# Start of Provided material

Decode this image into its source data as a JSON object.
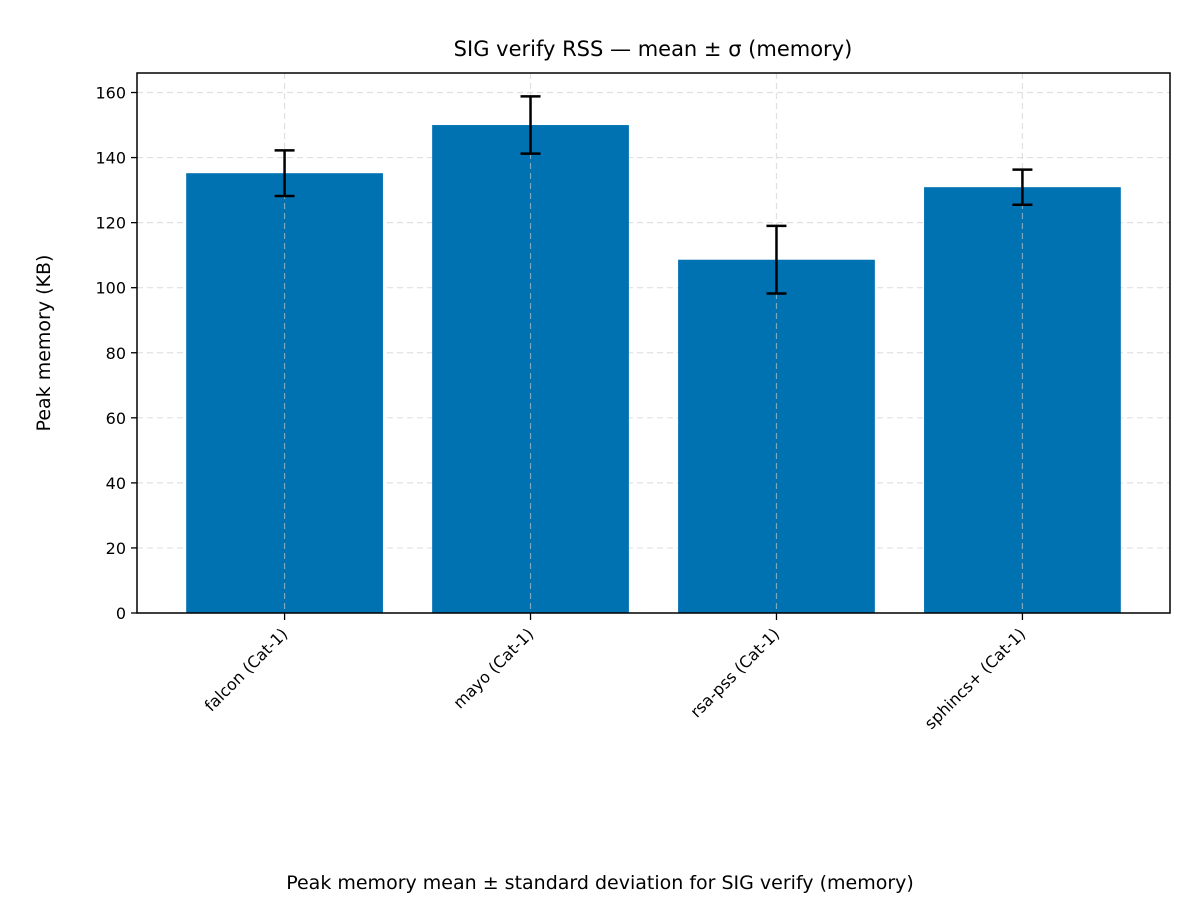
{
  "chart_data": {
    "type": "bar",
    "title": "SIG verify RSS — mean ± σ (memory)",
    "xlabel": "",
    "ylabel": "Peak memory (KB)",
    "caption": "Peak memory mean ± standard deviation for SIG verify (memory)",
    "categories": [
      "falcon (Cat-1)",
      "mayo (Cat-1)",
      "rsa-pss (Cat-1)",
      "sphincs+ (Cat-1)"
    ],
    "values": [
      135.2,
      150.0,
      108.6,
      130.9
    ],
    "errors": [
      7.0,
      8.8,
      10.4,
      5.4
    ],
    "ylim": [
      0,
      166
    ],
    "yticks": [
      0,
      20,
      40,
      60,
      80,
      100,
      120,
      140,
      160
    ],
    "grid": true,
    "colors": {
      "bar": "#0072b2",
      "errorbar": "#000000",
      "grid": "#cccccc",
      "axis": "#000000"
    }
  }
}
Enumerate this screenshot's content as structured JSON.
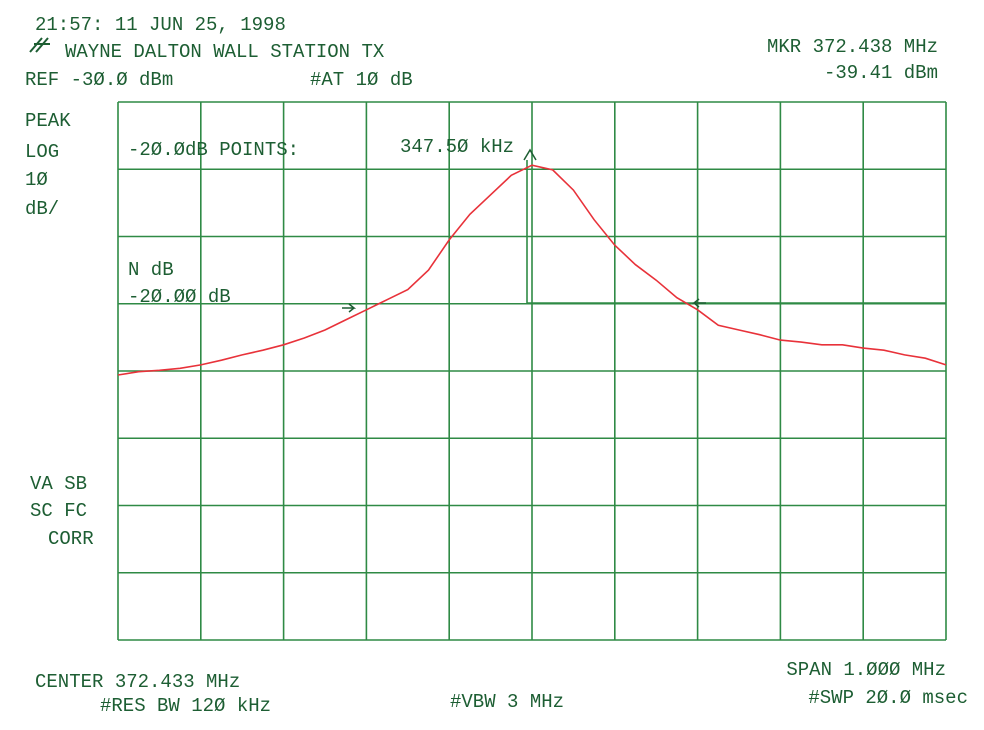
{
  "chart_data": {
    "type": "line",
    "timestamp": "21:57: 11 JUN 25, 1998",
    "title": "WAYNE DALTON WALL STATION TX",
    "ref_level": "REF -3Ø.Ø dBm",
    "attenuation": "#AT 1Ø dB",
    "marker_freq": "MKR 372.438 MHz",
    "marker_level": "-39.41 dBm",
    "side_labels": [
      "PEAK",
      "LOG",
      "1Ø",
      "dB/",
      "VA SB",
      "SC FC",
      "CORR"
    ],
    "points_label": "-2Ø.ØdB POINTS:",
    "points_value": "347.5Ø kHz",
    "ndb_label": "N dB",
    "ndb_value": "-2Ø.ØØ dB",
    "center": "CENTER 372.433 MHz",
    "span": "SPAN 1.ØØØ MHz",
    "res_bw": "#RES BW 12Ø kHz",
    "vbw": "#VBW 3 MHz",
    "sweep": "#SWP 2Ø.Ø msec",
    "x": [
      371.933,
      371.958,
      371.983,
      372.008,
      372.033,
      372.058,
      372.083,
      372.108,
      372.133,
      372.158,
      372.183,
      372.208,
      372.233,
      372.258,
      372.283,
      372.308,
      372.333,
      372.358,
      372.383,
      372.408,
      372.433,
      372.458,
      372.483,
      372.508,
      372.533,
      372.558,
      372.583,
      372.608,
      372.633,
      372.658,
      372.683,
      372.708,
      372.733,
      372.758,
      372.783,
      372.808,
      372.833,
      372.858,
      372.883,
      372.908,
      372.933
    ],
    "series": [
      {
        "color": "#e8323a",
        "values": [
          -70.6,
          -70.1,
          -69.9,
          -69.6,
          -69.1,
          -68.4,
          -67.6,
          -66.9,
          -66.1,
          -65.1,
          -63.9,
          -62.4,
          -60.9,
          -59.4,
          -57.9,
          -55.0,
          -50.5,
          -46.7,
          -43.8,
          -40.9,
          -39.4,
          -40.1,
          -43.1,
          -47.5,
          -51.3,
          -54.2,
          -56.5,
          -59.1,
          -60.9,
          -63.2,
          -63.9,
          -64.6,
          -65.4,
          -65.7,
          -66.1,
          -66.1,
          -66.6,
          -66.9,
          -67.6,
          -68.1,
          -69.1
        ]
      }
    ],
    "xlim": [
      371.933,
      372.933
    ],
    "ylim": [
      -110,
      -30
    ],
    "grid_color": "#2f8a45",
    "text_color": "#1d5e33"
  }
}
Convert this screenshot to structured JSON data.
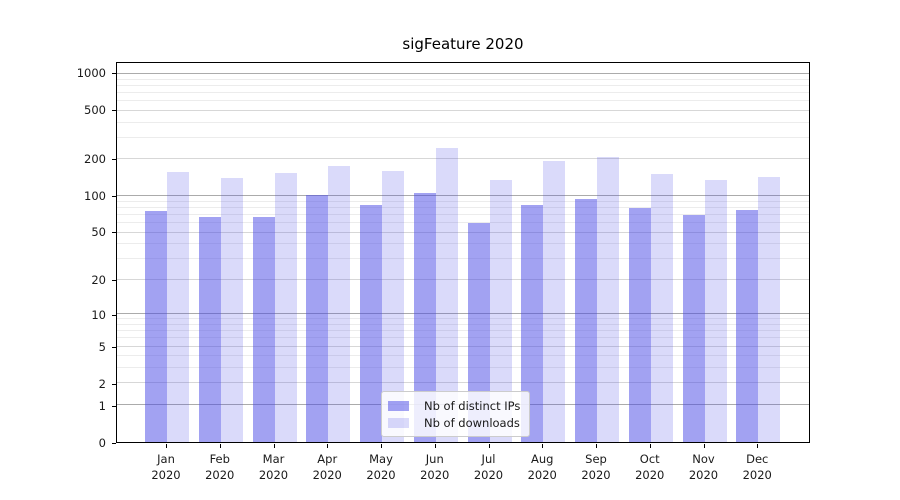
{
  "chart_data": {
    "type": "bar",
    "title": "sigFeature 2020",
    "year": "2020",
    "categories": [
      "Jan",
      "Feb",
      "Mar",
      "Apr",
      "May",
      "Jun",
      "Jul",
      "Aug",
      "Sep",
      "Oct",
      "Nov",
      "Dec"
    ],
    "series": [
      {
        "name": "Nb of distinct IPs",
        "color": "rgba(69,69,229,0.5)",
        "values": [
          76,
          67,
          67,
          103,
          85,
          106,
          60,
          85,
          94,
          80,
          70,
          77
        ]
      },
      {
        "name": "Nb of downloads",
        "color": "rgba(69,69,229,0.2)",
        "values": [
          157,
          142,
          156,
          177,
          160,
          248,
          137,
          194,
          209,
          151,
          135,
          144
        ]
      }
    ],
    "y_axis": {
      "scale": "log1p",
      "max": 1228,
      "ticks": [
        0,
        1,
        2,
        5,
        10,
        20,
        50,
        100,
        200,
        500,
        1000
      ],
      "minor_ticks": [
        3,
        4,
        6,
        7,
        8,
        9,
        30,
        40,
        60,
        70,
        80,
        90,
        300,
        400,
        600,
        700,
        800,
        900
      ]
    },
    "grid": "on",
    "legend_position": "lower center inside"
  }
}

# End of Provided material

Work to be completed = Identify every line above that includes the word "screenshot", and show those lines.

Answer to this task =
Enumerate this screenshot's content as structured JSON.
Convert this screenshot to structured JSON data.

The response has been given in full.